● INPUT FOR THIS TASK:
---*---

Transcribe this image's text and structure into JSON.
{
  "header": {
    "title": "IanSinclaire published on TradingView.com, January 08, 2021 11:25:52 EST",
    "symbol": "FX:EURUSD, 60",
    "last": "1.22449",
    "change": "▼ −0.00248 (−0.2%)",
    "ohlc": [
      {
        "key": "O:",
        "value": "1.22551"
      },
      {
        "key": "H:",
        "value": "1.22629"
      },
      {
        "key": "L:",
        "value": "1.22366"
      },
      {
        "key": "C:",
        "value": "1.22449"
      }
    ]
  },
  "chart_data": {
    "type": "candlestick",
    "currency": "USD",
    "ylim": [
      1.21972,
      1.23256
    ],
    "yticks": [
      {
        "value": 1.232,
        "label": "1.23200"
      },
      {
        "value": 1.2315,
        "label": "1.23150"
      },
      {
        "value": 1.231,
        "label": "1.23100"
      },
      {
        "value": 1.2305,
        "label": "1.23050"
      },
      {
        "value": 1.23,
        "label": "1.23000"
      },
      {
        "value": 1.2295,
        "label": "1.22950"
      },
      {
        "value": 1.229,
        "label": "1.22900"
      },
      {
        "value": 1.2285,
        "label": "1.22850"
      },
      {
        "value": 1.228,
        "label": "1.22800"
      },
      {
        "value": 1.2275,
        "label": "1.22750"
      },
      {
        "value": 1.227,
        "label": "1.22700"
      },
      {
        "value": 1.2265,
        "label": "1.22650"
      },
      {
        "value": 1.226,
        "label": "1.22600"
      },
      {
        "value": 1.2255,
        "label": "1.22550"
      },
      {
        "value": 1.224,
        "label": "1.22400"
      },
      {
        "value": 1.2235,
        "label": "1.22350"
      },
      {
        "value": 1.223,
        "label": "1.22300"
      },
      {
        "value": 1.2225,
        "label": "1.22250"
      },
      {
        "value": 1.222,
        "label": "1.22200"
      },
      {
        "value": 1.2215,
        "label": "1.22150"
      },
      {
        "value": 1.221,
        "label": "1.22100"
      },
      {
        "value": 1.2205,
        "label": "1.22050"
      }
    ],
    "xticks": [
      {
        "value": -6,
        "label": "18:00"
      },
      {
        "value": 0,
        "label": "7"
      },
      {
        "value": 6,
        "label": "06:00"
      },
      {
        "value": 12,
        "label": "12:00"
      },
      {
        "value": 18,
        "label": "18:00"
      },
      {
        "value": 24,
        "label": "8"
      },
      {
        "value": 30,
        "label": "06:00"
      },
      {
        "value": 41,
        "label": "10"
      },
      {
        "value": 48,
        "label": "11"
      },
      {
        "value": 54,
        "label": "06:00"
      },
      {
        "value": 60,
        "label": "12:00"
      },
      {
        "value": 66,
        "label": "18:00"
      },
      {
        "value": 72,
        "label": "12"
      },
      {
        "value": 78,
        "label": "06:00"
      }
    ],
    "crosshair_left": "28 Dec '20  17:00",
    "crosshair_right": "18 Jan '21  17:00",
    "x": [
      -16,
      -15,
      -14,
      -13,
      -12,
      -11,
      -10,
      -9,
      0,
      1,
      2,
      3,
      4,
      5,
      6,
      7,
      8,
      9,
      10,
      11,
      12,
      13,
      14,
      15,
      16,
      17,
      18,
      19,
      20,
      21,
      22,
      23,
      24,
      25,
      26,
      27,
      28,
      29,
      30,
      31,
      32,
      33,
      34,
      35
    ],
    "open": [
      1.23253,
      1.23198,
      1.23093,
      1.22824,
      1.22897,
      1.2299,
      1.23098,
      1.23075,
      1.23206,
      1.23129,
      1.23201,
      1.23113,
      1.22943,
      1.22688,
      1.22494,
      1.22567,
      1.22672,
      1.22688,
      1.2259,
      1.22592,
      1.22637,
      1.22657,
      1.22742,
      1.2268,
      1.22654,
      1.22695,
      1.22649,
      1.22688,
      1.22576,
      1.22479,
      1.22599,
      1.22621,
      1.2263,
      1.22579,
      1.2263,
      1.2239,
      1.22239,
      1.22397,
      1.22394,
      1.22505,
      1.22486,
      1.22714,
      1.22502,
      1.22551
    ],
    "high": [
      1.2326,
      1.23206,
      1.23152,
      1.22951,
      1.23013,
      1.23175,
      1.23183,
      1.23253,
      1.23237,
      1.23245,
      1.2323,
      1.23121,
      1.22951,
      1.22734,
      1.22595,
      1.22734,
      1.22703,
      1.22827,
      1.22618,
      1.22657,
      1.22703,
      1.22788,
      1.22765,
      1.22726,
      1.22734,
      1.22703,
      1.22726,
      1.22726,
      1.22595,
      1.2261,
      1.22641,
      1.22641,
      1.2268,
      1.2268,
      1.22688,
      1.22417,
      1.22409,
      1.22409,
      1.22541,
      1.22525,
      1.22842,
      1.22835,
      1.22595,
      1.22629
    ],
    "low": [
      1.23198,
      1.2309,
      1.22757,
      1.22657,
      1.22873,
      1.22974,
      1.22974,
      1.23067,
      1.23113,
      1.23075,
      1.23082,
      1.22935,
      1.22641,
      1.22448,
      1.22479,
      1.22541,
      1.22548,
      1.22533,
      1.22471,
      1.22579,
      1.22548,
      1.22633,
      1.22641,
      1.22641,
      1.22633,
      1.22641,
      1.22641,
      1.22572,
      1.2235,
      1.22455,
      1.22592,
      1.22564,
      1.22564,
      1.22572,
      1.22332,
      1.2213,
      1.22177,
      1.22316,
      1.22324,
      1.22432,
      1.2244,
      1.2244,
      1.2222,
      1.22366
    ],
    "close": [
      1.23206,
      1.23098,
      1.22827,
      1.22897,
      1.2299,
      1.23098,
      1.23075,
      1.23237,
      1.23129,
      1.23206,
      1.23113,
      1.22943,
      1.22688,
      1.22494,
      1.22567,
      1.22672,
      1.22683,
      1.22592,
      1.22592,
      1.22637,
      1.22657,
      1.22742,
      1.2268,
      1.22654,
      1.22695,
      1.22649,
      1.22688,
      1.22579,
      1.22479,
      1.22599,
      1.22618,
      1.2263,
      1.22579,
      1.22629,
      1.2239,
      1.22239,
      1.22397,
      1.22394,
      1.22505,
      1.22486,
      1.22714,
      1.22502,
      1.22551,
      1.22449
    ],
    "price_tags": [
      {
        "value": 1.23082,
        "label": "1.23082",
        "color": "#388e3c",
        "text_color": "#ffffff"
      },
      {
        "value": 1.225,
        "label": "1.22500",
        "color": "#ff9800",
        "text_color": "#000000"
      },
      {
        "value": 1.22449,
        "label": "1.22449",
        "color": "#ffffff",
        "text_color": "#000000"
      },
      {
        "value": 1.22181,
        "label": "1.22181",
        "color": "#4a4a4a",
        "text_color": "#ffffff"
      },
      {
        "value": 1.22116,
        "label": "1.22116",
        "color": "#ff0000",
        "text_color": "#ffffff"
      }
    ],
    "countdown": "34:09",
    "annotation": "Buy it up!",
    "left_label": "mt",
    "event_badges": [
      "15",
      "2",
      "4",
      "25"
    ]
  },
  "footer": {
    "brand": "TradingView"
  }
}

---*---

● PROBLEM: For the listing above, identify each line bearing "TradingView".

● WRITTEN REPLY:
    "title": "IanSinclaire published on TradingView.com, January 08, 2021 11:25:52 EST",
    "brand": "TradingView"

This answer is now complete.